━━━ Selected extract

CHAPTER IV A PANORAMIC VIEW Part II: Seventeenth Century to the Present Day.
SCHOOL OF VALENCIA, SEVENTEENTH CENTURY
SCHOOL OF ANDALUSIA OF THE SEVENTEENTH CENTURY
CHAPTER V DOMENCO THEOTOCOPULI (EL GRECO)
CHAPTER VI VELASQUEZ
CHAPTER VII MAZO
CHAPTER VIII CARREÑO
CHAPTER IX RIBERA (LO SPAGNOLETTO)
CHAPTER X MURILLO
CHAPTER XI CANO AND ZURBARÁN
CHAPTER XII GOYA
A POSTSCRIPT
INDEX
CHAPTER I
THE STORY OF THE NATION
Table of Contents
IN 1492 the Catholic Sovereigns, Ferdinand and Isabella, entered Granada in triumph. The last stronghold of Moorish dominion, undermined by the dissensions of Islam, fell before the united Christian kingdoms of Léon, Castile and Aragón. Spain became a united country and, in virtue of her protracted struggle of nearly eight hundred years against the infidel, stood forth as the acknowledged and self-conscious Champion of Catholicism. In the same year Columbus, under the patronage of the Catholic Sovereigns discovered the New World. This date, therefore, presents an epoch that completes the past and forms the starting point of a new era. Intimately associated with the subsequent national development and decline is the story of Spanish painting, but it owes most of its peculiar characteristics to the conditions that preceded the country’s complete union.

━━━━━━
━━━ Supplied entries

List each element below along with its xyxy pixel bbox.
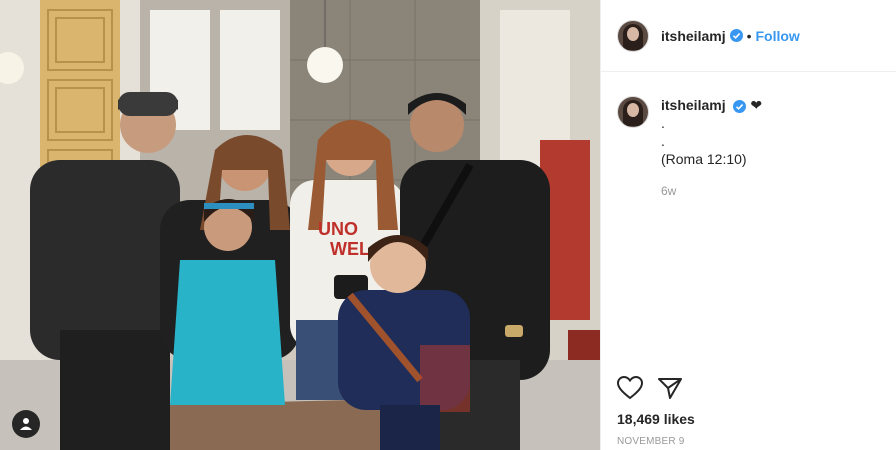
caption-avatar[interactable]: [617, 96, 649, 128]
caption-line: .: [661, 133, 665, 149]
post-photo[interactable]: UNO WEL: [0, 0, 600, 450]
verified-badge-icon: [729, 29, 743, 42]
caption: itsheilamj ❤ . . (Roma 12:10) 6w: [601, 72, 896, 200]
caption-heart-emoji: ❤: [750, 97, 763, 113]
svg-text:UNO: UNO: [318, 219, 358, 239]
caption-line: (Roma 12:10): [661, 151, 747, 167]
user-tag-icon[interactable]: [12, 410, 40, 438]
follow-button[interactable]: Follow: [756, 28, 800, 44]
heart-icon[interactable]: [617, 376, 643, 400]
group-photo-image: UNO WEL: [0, 0, 600, 450]
post-date[interactable]: NOVEMBER 9: [617, 436, 685, 447]
verified-badge-icon: [733, 99, 747, 113]
share-icon[interactable]: [657, 376, 683, 400]
svg-text:WEL: WEL: [330, 239, 370, 259]
caption-line: .: [661, 115, 665, 131]
separator-dot: •: [746, 27, 752, 44]
post-side-panel: itsheilamj • Follow itsheilamj ❤ . . (Ro…: [600, 0, 896, 450]
header-username[interactable]: itsheilamj: [661, 28, 726, 44]
avatar[interactable]: [617, 19, 649, 52]
person-icon: [20, 418, 32, 430]
likes-count[interactable]: 18,469 likes: [617, 411, 695, 427]
time-ago[interactable]: 6w: [661, 182, 762, 200]
action-bar: [617, 376, 683, 400]
caption-username[interactable]: itsheilamj: [661, 97, 726, 113]
post-header: itsheilamj • Follow: [601, 0, 896, 72]
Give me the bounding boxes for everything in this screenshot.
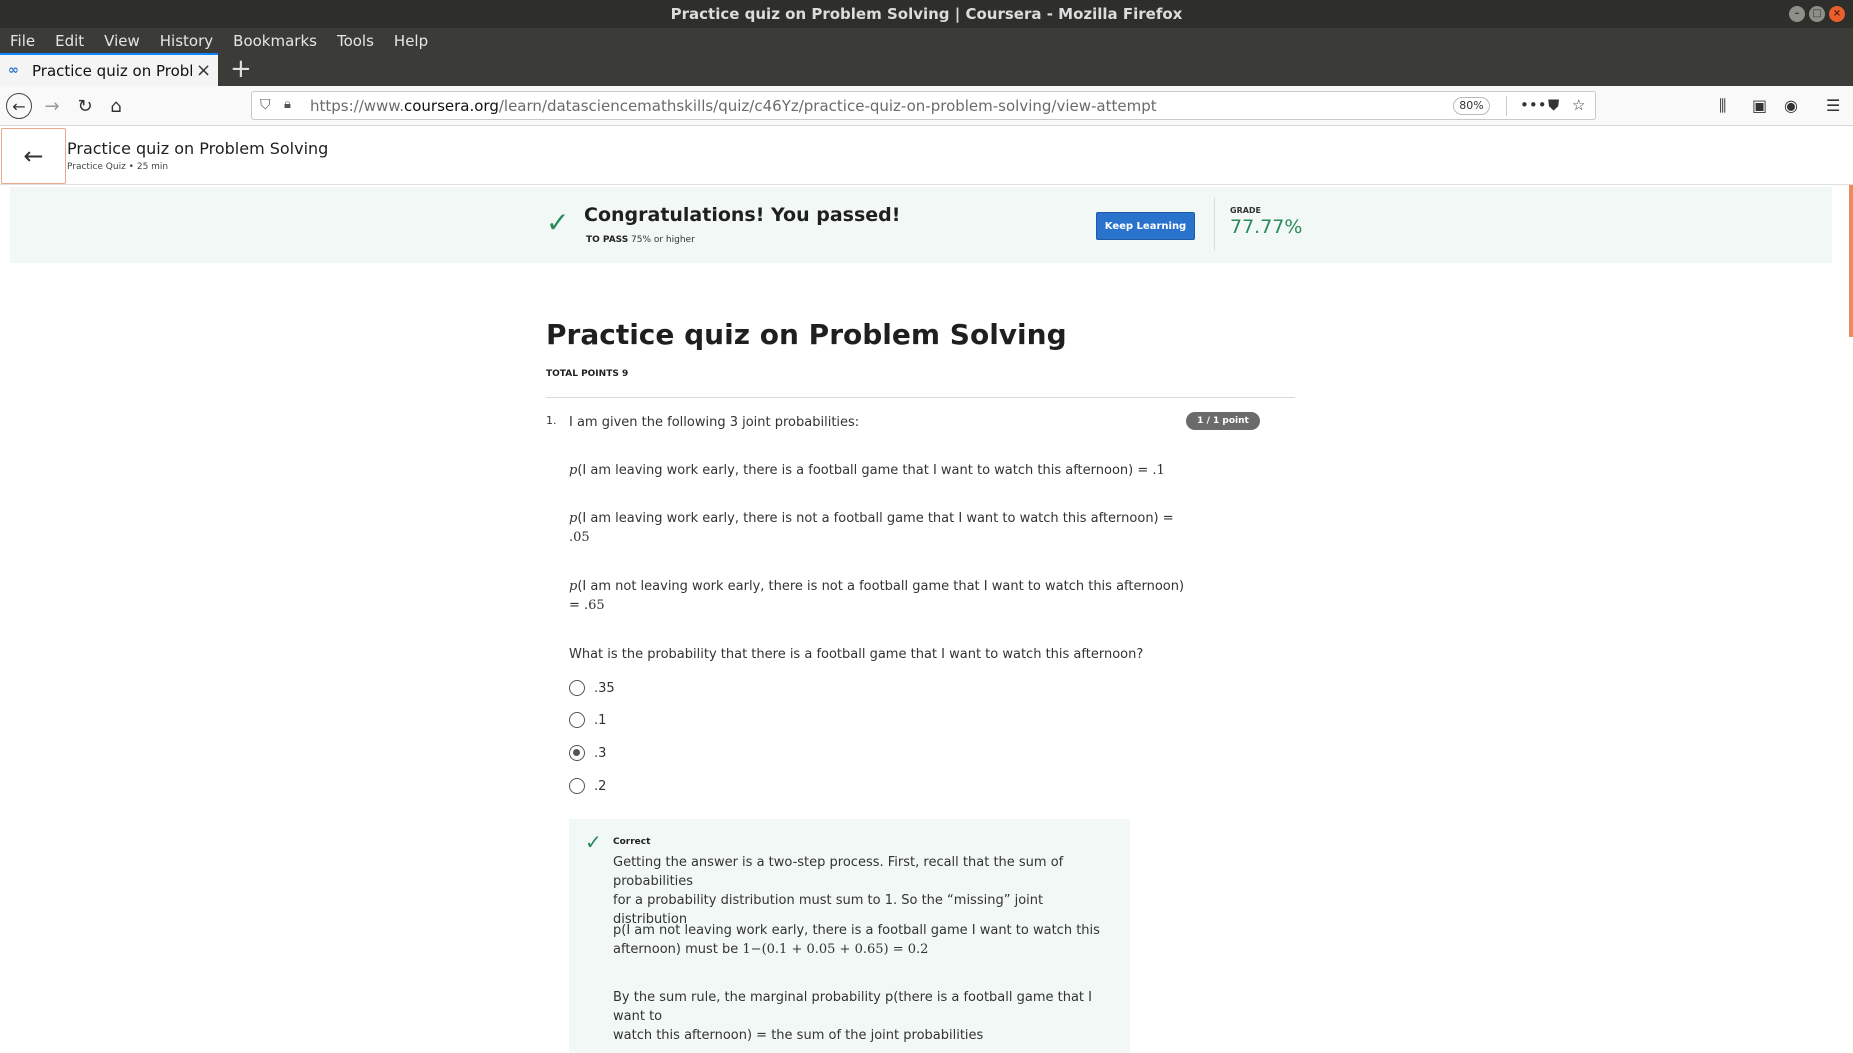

━━━━━━

What to do ->
A. Answer these questions using the extract on Spanish painting, and mark your answers (i), (ii) and (iii):
(i) Which chapter number is given to Goya?
(ii) In what year did Ferdinand and Isabella enter Granada in triumph?
(iii) Which Christian kingdoms does the extract name as united against the last Moorish stronghold?
B. For each statement, decide whether it agrees with the extract on Spanish painting. Answer yes or no, and quote the words from the extract that settle it.
(i) Ribera is also given the name Lo Spagnoletto.
(ii) Columbus discovered the New World under the patronage of the Catholic Sovereigns.
(iii) Spain's struggle against the infidel lasted nearly six hundred years.
C. Reproduce the extract on Spanish painting word for word from "CHAPTER IV A" to "RIBERA (LO SPAGNOLETTO)".

Answers for the exercise ->
A.
(i) Chapter XII
(ii) 1492
(iii) Léon, Castile and Aragón

B.
(i) Yes: "RIBERA (LO SPAGNOLETTO)"
(ii) Yes: "Columbus, under the patronage of the Catholic Sovereigns discovered the New World"
(iii) No: "her protracted struggle of nearly eight hundred years against the infidel"

C.
CHAPTER IV A PANORAMIC VIEW Part II: Seventeenth Century to the Present Day.
SCHOOL OF VALENCIA, SEVENTEENTH CENTURY
SCHOOL OF ANDALUSIA OF THE SEVENTEENTH CENTURY
CHAPTER V DOMENCO THEOTOCOPULI (EL GRECO)
CHAPTER VI VELASQUEZ
CHAPTER VII MAZO
CHAPTER VIII CARREÑO
CHAPTER IX RIBERA (LO SPAGNOLETTO)